** Begin PAGE EXCERPT **

Cut From A Different Cloth

By Vanessa Hua  Photo by Elena Chien

Long before eco became chic, Los Angeles clothing and housewares designer Christina Kim sought ways to reuse her leftover textiles: the scraps of a delicate jamdani blouse might be reborn as a patchwork dress, and in the third generation of recycling, as an embroidered shawl. The cuttings from African wax print skirts might return in a bracelet.

Though time-consuming and costly, the process was and is necessary, insists Kim, who founded Dosa in 1982 and has since earned a global reputation as an earth-friendly designer. Kim’s conscientious approach and unique products have won fans in celebrities Nicole Kidman and Jennifer Aniston. TIME magazine named her one of its 2003 Innovators of the Year. Also a staunch supporter of fair labor practices, the 52-year-old is equally concerned about the human hands who produce her label’s products.

** End PAGE EXCERPT **
** Begin DATA SHOWN **

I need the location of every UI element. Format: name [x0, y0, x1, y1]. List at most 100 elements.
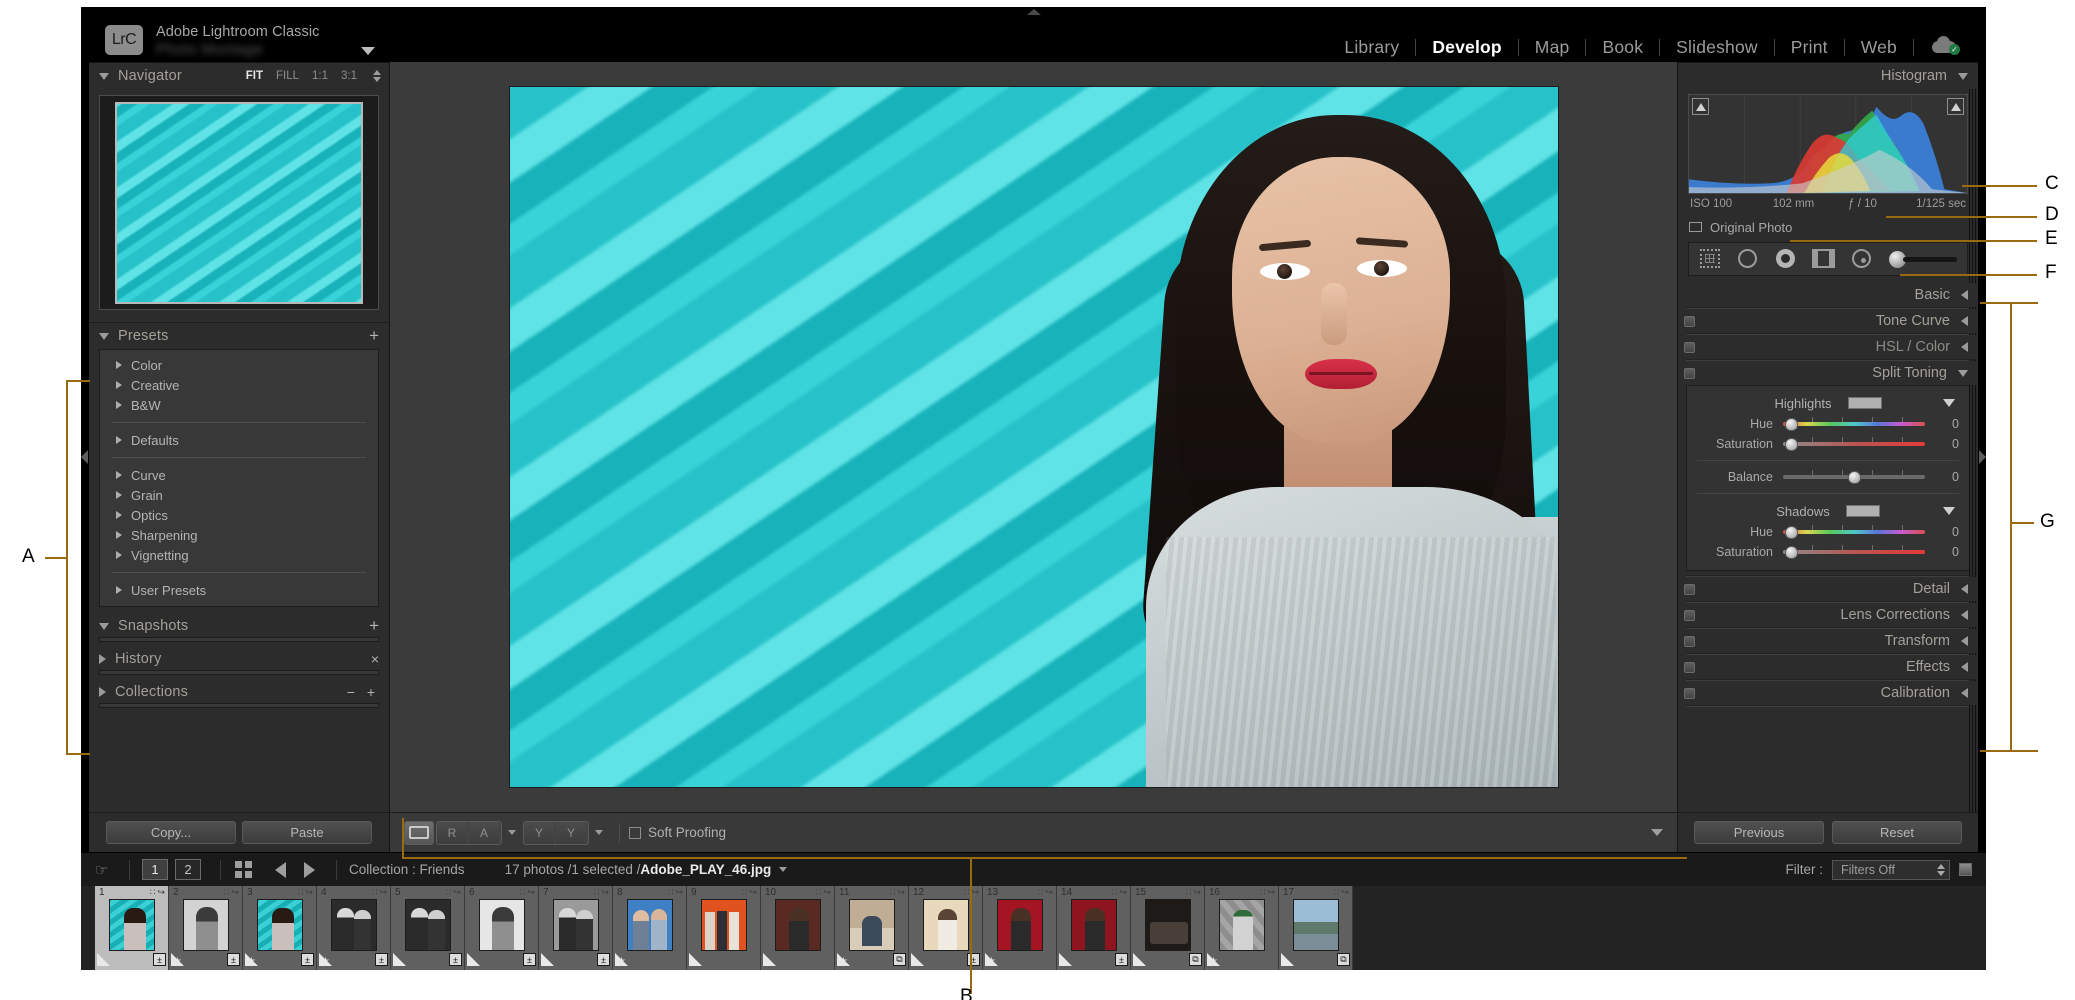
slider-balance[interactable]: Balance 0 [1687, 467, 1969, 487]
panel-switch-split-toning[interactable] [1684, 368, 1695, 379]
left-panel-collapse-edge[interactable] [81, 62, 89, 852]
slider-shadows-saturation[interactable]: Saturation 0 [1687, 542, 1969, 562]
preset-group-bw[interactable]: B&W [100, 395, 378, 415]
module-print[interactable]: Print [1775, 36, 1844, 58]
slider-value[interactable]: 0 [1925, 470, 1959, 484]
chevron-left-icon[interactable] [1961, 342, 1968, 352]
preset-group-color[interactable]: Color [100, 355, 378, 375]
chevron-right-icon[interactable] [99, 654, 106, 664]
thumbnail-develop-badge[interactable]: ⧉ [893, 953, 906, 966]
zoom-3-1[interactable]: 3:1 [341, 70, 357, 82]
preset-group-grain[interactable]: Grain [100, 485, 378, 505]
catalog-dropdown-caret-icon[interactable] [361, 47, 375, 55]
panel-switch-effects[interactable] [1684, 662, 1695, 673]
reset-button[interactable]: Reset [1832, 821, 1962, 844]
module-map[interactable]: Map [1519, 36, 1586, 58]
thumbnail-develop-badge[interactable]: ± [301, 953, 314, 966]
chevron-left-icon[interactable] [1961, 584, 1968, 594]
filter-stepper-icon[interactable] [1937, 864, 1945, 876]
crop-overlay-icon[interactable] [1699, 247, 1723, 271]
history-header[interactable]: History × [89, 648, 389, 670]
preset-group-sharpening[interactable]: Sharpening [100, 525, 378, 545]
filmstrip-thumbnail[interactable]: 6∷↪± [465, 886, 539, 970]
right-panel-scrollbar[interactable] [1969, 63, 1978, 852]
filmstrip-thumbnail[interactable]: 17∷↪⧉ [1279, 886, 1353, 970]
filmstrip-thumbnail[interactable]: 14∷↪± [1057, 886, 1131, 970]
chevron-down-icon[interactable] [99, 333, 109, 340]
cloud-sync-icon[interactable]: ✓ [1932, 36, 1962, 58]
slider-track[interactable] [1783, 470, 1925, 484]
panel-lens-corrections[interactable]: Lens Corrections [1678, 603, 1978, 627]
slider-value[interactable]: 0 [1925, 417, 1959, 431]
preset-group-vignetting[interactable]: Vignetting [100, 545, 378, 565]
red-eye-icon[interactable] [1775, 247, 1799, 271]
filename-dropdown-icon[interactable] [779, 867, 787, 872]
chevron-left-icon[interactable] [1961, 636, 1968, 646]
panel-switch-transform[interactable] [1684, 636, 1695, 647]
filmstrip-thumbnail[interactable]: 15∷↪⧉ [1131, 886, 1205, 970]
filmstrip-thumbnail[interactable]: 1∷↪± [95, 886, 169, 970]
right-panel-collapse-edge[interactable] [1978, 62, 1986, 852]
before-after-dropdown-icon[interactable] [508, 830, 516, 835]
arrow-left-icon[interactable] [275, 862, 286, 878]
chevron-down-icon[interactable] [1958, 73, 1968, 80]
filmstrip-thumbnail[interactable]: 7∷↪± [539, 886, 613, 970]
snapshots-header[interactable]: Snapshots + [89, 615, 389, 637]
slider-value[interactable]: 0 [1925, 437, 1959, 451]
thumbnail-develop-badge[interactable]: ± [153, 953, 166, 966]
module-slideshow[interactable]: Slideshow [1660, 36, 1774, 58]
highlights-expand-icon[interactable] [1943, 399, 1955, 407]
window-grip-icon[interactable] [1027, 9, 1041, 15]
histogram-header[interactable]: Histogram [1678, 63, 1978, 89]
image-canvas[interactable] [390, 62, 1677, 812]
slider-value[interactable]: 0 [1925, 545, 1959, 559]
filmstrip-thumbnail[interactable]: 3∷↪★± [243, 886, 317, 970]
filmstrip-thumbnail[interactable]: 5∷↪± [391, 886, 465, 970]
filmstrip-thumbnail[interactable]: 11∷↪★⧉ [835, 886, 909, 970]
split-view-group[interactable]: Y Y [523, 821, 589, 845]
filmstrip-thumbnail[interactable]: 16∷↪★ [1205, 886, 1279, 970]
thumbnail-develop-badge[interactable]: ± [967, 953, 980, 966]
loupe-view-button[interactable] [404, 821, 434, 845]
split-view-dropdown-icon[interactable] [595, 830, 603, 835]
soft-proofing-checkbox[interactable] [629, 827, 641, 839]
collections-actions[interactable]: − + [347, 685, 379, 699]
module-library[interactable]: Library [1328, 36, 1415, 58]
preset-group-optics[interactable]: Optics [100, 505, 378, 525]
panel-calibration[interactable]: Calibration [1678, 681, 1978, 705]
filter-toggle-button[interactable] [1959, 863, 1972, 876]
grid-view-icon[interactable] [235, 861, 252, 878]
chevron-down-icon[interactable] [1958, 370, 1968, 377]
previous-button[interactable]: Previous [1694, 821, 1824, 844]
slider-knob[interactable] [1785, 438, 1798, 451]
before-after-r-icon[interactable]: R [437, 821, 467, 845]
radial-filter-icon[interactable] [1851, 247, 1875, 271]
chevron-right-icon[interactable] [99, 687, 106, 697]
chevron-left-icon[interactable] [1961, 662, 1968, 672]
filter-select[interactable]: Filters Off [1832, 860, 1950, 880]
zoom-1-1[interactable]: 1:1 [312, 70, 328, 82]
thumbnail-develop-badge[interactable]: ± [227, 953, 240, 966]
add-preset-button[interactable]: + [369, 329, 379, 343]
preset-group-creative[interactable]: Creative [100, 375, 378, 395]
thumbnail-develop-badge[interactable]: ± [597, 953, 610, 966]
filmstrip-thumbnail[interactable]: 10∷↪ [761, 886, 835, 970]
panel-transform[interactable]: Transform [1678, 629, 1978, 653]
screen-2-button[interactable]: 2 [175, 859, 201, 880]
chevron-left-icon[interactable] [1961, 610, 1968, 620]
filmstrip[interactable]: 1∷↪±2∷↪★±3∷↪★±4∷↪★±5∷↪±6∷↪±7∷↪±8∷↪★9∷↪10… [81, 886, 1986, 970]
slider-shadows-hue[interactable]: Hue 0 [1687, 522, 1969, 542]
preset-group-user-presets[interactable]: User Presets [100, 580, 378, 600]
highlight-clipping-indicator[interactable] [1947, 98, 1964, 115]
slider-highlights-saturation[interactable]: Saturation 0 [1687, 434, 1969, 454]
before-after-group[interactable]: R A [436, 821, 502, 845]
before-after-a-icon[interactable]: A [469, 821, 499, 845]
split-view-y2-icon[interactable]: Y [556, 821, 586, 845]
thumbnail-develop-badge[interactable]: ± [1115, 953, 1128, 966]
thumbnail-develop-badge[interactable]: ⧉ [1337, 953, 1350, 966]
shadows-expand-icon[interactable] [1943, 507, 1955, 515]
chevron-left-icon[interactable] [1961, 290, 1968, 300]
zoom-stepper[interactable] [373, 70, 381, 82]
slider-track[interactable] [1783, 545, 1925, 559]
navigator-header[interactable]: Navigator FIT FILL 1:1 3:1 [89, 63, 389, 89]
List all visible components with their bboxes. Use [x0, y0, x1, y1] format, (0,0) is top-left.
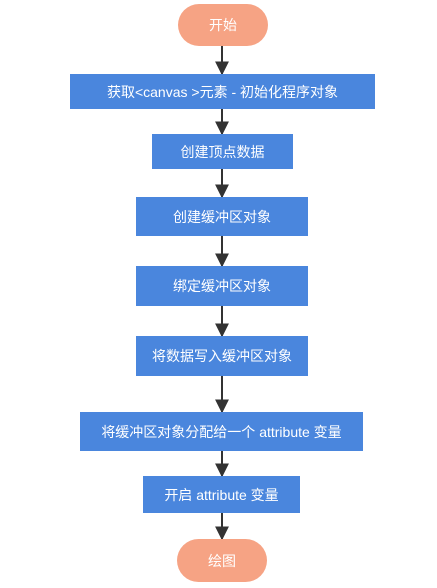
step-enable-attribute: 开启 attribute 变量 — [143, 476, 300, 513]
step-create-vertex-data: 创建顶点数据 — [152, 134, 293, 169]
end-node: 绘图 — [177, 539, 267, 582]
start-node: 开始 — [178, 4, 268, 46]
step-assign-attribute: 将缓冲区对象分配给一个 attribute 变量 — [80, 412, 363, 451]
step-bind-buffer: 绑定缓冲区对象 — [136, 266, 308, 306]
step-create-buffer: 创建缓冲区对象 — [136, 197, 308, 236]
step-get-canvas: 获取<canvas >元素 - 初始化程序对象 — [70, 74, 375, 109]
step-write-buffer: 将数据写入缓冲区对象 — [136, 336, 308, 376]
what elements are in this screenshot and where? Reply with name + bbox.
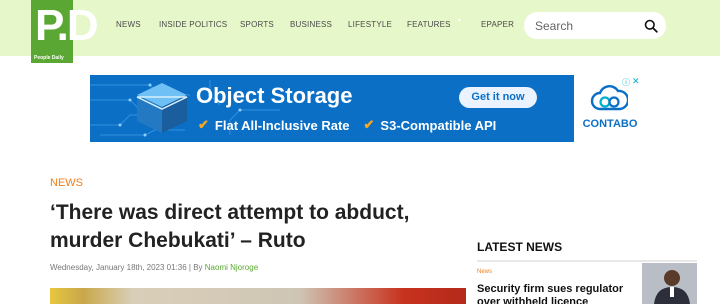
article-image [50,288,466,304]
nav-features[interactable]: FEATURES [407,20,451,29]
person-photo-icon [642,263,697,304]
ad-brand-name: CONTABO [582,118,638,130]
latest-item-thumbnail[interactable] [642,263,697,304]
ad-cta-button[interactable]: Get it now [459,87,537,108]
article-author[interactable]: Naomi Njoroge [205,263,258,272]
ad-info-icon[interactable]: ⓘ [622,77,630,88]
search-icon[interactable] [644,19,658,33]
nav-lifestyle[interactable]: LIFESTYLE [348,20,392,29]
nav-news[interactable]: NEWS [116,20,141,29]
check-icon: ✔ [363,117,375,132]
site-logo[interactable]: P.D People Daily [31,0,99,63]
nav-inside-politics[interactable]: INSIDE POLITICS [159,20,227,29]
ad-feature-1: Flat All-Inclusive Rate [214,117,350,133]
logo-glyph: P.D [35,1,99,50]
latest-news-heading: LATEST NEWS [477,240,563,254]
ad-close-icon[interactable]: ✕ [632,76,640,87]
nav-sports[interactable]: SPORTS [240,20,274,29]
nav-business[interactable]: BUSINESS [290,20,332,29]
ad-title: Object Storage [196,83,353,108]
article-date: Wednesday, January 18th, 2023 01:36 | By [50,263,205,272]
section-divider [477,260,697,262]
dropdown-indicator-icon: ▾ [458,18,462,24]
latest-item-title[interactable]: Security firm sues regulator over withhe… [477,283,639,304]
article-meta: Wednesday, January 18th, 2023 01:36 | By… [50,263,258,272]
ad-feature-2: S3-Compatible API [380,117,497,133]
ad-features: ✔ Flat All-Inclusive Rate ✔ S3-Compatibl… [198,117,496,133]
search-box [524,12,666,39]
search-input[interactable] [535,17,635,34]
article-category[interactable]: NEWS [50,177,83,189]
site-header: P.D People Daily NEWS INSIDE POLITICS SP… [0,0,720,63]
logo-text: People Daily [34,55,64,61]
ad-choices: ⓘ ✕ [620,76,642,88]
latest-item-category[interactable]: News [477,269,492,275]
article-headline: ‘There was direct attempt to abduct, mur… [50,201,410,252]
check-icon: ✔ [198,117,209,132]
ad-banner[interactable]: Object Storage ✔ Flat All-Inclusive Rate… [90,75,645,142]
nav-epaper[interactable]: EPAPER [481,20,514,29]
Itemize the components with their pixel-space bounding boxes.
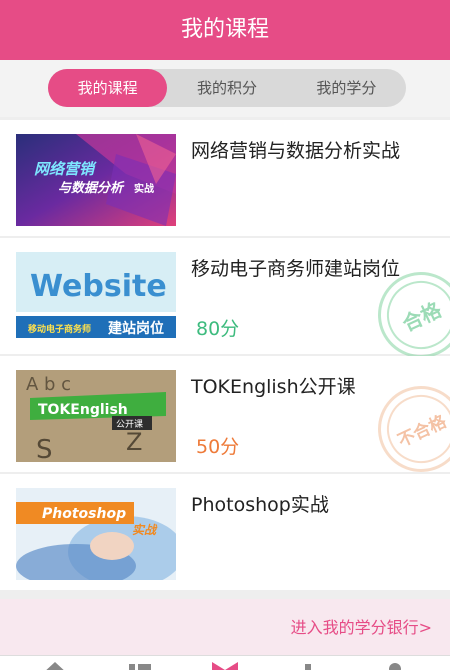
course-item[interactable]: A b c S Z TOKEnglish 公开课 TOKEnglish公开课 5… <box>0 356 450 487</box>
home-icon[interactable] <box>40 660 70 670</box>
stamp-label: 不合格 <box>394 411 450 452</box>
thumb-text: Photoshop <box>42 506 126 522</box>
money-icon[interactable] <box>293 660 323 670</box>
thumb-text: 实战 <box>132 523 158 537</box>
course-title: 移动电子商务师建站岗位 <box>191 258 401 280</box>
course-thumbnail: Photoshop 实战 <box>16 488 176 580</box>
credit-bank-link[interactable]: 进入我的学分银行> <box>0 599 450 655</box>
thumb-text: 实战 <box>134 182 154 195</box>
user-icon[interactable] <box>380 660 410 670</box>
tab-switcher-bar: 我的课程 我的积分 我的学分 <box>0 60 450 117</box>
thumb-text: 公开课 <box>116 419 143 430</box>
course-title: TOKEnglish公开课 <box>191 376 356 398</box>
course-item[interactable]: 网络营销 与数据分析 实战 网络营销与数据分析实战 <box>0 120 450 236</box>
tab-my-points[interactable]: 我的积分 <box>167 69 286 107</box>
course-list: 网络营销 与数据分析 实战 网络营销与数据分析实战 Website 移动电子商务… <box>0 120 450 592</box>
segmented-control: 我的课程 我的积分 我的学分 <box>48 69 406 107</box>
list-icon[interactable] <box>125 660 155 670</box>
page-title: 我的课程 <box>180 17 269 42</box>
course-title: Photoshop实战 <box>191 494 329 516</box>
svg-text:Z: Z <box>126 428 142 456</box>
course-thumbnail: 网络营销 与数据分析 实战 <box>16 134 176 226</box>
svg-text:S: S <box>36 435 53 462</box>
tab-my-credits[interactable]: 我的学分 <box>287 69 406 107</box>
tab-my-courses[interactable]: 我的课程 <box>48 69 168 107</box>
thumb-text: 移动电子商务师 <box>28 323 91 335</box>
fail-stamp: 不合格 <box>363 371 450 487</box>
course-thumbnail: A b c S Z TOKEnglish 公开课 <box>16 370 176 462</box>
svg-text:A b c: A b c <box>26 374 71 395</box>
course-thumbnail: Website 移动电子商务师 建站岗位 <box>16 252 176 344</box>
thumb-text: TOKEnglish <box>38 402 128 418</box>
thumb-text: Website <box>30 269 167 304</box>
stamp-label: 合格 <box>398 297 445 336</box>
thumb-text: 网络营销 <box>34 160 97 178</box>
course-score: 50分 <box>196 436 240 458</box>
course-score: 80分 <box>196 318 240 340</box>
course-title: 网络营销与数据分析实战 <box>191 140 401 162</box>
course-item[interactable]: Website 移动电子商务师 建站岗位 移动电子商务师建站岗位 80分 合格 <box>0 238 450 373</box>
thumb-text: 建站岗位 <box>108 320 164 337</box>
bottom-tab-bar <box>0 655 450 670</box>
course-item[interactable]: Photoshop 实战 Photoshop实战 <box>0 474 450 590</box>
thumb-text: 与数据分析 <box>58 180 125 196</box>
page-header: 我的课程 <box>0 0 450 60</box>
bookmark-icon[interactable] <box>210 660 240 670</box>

** End DATA SHOWN **

- [WRITTEN PROBLEM 1]
In the Christina Kim article, swap "Dosa" for "the studio" and give the passage between "By Vanessa Hua" and "her label’s products.", inclusive.
- [WRITTEN PROBLEM 2]
Could you set down, without any change, the lines of the records between the lines holding "article-image [50,288,466,304]" and "dropdown-indicator-icon: ▾ [458,18,462,24]", inclusive?
The article and the records are unrelated pieces of material.

- [RESPONSE 1]
By Vanessa Hua  Photo by Elena Chien

Long before eco became chic, Los Angeles clothing and housewares designer Christina Kim sought ways to reuse her leftover textiles: the scraps of a delicate jamdani blouse might be reborn as a patchwork dress, and in the third generation of recycling, as an embroidered shawl. The cuttings from African wax print skirts might return in a bracelet.

Though time-consuming and costly, the process was and is necessary, insists Kim, who founded the studio in 1982 and has since earned a global reputation as an earth-friendly designer. Kim’s conscientious approach and unique products have won fans in celebrities Nicole Kidman and Jennifer Aniston. TIME magazine named her one of its 2003 Innovators of the Year. Also a staunch supporter of fair labor practices, the 52-year-old is equally concerned about the human hands who produce her label’s products.

- [RESPONSE 2]
article-image [50,288,466,304]
nav-features[interactable]: FEATURES [407,20,451,29]
person-photo-icon [642,263,697,304]
ad-brand-name: CONTABO [582,118,638,130]
latest-item-thumbnail[interactable] [642,263,697,304]
ad-cta-button[interactable]: Get it now [459,87,537,108]
article-author[interactable]: Naomi Njoroge [205,263,258,272]
ad-info-icon[interactable]: ⓘ [622,77,630,88]
search-icon[interactable] [644,19,658,33]
nav-lifestyle[interactable]: LIFESTYLE [348,20,392,29]
nav-news[interactable]: NEWS [116,20,141,29]
check-icon: ✔ [363,117,375,132]
site-logo[interactable]: P.D People Daily [31,0,99,63]
nav-inside-politics[interactable]: INSIDE POLITICS [159,20,227,29]
ad-feature-1: Flat All-Inclusive Rate [214,117,350,133]
logo-glyph: P.D [35,1,99,50]
latest-news-heading: LATEST NEWS [477,240,563,254]
ad-close-icon[interactable]: ✕ [632,76,640,87]
nav-sports[interactable]: SPORTS [240,20,274,29]
nav-business[interactable]: BUSINESS [290,20,332,29]
ad-title: Object Storage [196,83,353,108]
article-date: Wednesday, January 18th, 2023 01:36 | By [50,263,205,272]
section-divider [477,260,697,262]
dropdown-indicator-icon: ▾ [458,18,462,24]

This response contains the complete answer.